** START OF Recorded information **

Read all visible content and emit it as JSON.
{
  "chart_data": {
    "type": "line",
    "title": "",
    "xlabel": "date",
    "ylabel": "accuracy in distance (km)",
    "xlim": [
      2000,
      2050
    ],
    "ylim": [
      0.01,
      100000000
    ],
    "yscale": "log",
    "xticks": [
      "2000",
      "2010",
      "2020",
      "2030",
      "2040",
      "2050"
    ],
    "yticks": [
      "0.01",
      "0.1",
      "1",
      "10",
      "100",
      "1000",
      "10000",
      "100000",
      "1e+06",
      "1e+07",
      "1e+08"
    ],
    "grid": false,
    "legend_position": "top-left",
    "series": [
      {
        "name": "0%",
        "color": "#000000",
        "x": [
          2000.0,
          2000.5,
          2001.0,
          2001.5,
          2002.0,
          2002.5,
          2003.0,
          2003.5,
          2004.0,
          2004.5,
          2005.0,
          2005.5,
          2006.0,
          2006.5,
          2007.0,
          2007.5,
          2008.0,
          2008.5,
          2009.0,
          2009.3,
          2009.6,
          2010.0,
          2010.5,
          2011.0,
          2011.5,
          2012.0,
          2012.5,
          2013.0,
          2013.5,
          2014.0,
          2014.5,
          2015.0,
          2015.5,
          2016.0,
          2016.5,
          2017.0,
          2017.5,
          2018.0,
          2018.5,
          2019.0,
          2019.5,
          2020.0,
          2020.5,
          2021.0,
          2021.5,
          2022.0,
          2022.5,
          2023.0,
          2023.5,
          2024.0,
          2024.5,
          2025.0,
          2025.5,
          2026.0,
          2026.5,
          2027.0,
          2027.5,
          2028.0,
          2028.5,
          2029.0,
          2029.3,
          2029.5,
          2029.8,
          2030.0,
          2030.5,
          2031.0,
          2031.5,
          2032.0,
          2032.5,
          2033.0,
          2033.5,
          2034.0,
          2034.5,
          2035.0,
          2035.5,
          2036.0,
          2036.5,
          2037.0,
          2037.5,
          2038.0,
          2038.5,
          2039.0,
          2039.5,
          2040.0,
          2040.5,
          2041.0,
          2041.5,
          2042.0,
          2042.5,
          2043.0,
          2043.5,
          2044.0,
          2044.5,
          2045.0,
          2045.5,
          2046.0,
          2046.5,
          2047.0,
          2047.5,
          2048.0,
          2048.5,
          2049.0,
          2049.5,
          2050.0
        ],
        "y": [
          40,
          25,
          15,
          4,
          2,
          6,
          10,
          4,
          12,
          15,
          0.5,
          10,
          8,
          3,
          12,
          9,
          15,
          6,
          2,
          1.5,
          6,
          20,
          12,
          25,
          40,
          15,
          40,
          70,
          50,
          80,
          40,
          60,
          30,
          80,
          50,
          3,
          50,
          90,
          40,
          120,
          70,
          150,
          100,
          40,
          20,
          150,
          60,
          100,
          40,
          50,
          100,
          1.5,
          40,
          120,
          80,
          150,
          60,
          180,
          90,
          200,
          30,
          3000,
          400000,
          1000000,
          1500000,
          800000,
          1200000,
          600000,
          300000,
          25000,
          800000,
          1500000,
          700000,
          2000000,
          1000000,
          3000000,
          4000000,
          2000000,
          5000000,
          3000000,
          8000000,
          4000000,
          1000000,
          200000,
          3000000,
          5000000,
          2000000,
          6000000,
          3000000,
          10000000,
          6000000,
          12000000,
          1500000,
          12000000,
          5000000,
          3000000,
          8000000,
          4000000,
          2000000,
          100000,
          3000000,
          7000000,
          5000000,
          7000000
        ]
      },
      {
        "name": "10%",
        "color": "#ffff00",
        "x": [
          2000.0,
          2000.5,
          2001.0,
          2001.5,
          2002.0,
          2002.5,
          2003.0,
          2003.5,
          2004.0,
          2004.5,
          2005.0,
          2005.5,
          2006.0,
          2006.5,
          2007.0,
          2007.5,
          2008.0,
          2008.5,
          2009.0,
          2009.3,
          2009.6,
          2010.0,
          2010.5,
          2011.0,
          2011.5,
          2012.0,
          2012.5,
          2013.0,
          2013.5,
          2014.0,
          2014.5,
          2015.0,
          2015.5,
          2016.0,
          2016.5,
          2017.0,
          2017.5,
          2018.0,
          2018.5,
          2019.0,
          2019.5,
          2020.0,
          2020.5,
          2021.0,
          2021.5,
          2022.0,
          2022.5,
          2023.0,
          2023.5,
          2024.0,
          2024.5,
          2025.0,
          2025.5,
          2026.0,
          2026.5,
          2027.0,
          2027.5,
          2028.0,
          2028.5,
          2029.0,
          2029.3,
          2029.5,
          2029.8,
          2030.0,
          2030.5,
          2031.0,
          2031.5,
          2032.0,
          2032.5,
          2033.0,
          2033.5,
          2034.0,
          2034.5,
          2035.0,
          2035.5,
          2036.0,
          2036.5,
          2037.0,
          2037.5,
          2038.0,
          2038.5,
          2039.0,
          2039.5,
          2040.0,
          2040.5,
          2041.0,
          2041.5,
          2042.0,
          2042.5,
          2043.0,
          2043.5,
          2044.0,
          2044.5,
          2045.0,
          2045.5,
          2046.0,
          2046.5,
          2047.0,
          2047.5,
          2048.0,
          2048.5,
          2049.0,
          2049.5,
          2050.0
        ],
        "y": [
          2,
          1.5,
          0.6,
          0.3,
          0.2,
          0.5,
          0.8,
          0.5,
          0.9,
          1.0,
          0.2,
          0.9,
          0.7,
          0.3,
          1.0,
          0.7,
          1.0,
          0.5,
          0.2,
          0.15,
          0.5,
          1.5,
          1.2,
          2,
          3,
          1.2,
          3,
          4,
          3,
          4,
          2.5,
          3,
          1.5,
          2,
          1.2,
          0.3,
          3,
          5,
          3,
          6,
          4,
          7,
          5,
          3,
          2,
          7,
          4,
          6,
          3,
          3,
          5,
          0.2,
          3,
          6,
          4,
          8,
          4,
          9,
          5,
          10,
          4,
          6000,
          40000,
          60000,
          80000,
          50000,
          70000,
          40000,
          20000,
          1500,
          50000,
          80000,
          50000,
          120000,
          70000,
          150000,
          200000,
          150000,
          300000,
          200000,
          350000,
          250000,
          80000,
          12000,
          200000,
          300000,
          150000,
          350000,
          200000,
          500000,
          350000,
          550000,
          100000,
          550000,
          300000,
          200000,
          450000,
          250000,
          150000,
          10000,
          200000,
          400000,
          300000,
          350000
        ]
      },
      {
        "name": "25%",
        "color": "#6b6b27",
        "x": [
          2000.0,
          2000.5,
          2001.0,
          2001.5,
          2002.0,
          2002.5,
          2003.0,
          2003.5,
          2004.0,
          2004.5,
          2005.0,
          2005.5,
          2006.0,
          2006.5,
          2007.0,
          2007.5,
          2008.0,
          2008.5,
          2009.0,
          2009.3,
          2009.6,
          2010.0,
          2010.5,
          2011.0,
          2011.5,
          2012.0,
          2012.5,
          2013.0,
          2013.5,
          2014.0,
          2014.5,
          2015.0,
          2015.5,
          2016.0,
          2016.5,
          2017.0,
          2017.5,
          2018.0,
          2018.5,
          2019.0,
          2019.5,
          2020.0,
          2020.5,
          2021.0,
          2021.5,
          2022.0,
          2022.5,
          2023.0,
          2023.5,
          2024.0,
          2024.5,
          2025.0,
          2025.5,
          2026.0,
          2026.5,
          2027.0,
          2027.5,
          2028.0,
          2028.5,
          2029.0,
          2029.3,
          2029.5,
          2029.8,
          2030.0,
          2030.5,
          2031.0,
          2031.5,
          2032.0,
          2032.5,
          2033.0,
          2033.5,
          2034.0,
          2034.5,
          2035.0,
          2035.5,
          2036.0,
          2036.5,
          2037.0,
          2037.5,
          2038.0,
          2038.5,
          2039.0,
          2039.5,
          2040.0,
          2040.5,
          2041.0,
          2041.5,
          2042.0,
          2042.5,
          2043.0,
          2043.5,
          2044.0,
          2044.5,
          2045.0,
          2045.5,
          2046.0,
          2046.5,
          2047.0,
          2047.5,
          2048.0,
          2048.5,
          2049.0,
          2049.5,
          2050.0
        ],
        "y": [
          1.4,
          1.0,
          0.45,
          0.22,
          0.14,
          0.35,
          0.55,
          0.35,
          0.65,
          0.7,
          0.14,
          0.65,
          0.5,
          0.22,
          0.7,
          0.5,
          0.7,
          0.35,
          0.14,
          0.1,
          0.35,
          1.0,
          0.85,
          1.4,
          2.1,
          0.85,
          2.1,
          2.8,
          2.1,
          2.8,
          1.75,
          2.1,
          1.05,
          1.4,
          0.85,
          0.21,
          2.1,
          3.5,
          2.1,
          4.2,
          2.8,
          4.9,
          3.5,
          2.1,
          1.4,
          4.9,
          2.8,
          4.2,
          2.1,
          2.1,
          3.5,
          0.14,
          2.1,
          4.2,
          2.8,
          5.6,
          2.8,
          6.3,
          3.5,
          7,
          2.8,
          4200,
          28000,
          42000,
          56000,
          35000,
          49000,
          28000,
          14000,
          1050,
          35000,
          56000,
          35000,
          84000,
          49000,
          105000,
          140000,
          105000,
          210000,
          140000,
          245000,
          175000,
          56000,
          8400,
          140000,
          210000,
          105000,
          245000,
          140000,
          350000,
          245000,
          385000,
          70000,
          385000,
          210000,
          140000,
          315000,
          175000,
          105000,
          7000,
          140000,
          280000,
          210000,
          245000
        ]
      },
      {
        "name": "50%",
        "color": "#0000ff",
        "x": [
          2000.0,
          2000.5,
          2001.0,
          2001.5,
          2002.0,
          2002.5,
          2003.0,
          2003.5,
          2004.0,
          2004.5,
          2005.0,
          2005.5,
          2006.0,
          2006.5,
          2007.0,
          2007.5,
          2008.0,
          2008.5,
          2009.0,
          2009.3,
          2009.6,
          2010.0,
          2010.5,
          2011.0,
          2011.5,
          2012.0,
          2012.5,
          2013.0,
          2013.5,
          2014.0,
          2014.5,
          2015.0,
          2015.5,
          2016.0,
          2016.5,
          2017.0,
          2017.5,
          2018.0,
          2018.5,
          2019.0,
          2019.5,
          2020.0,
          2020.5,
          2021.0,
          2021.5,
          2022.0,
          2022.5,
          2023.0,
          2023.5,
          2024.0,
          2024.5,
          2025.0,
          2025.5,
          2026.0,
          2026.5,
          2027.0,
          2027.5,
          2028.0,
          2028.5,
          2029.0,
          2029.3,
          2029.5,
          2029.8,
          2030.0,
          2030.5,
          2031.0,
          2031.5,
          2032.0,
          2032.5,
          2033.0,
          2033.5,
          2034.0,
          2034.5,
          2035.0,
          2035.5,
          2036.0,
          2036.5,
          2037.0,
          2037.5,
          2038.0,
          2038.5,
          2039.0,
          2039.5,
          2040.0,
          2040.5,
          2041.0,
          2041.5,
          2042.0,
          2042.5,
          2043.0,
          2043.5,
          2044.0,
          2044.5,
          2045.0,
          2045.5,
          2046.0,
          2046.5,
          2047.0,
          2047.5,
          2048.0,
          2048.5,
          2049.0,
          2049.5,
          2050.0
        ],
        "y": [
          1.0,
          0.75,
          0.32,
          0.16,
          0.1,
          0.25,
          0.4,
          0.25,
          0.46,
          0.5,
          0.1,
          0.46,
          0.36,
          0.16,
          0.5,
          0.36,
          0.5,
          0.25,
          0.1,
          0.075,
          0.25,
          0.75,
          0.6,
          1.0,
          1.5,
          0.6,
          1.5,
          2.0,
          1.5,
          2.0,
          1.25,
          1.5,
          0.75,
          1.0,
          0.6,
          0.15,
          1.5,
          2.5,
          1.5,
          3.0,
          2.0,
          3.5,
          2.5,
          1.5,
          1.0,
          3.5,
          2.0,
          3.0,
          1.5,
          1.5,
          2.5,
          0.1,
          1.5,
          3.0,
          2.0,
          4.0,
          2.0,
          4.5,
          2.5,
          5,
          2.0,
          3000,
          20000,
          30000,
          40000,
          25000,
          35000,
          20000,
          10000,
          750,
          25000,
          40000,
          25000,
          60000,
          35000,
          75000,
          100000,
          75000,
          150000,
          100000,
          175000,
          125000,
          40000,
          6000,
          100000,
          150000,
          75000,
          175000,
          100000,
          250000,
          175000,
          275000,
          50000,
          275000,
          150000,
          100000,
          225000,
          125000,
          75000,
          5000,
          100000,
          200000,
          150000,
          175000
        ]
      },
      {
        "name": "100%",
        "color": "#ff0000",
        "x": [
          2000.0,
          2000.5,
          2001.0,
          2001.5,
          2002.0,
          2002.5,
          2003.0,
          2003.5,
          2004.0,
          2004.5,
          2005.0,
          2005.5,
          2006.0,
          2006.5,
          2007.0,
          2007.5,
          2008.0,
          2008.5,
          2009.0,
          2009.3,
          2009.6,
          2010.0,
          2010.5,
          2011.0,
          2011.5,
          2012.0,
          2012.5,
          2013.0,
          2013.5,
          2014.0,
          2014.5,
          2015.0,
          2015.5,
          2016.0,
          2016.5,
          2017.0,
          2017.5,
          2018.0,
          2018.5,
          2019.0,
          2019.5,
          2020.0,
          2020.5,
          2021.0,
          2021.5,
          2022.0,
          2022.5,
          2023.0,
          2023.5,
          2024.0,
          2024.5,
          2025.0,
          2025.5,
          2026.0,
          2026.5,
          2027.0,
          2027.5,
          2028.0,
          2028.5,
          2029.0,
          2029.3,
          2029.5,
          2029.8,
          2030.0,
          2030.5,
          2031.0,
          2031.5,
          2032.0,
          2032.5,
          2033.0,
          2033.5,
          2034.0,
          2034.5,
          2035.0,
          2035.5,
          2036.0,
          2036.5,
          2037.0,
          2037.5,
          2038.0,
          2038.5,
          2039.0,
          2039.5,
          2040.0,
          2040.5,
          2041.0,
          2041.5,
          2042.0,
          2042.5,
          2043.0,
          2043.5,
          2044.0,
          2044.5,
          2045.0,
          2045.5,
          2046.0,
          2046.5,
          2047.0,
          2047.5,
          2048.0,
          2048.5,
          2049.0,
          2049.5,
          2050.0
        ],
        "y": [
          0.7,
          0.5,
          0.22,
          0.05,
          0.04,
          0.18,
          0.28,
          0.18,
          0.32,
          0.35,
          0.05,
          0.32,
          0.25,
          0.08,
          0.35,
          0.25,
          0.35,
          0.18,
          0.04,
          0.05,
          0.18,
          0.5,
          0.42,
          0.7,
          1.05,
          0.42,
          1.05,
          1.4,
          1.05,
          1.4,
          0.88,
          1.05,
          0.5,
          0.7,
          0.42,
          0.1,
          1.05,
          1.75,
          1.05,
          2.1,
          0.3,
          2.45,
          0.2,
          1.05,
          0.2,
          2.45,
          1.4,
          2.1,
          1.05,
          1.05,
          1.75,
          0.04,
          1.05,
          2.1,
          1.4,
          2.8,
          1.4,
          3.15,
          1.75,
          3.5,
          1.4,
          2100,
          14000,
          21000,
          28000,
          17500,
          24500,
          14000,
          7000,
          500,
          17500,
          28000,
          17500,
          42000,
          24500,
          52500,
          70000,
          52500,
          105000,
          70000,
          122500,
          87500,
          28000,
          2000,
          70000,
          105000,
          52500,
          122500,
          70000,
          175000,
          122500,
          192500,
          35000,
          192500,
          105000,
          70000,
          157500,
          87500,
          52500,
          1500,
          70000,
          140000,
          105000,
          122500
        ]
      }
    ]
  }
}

** END OF Recorded information **

## Given task
In the records above, locate each line with the word "color". Copy all such lines.

## Answer to the exercise
        "color": "#000000",
        "color": "#ffff00",
        "color": "#6b6b27",
        "color": "#0000ff",
        "color": "#ff0000",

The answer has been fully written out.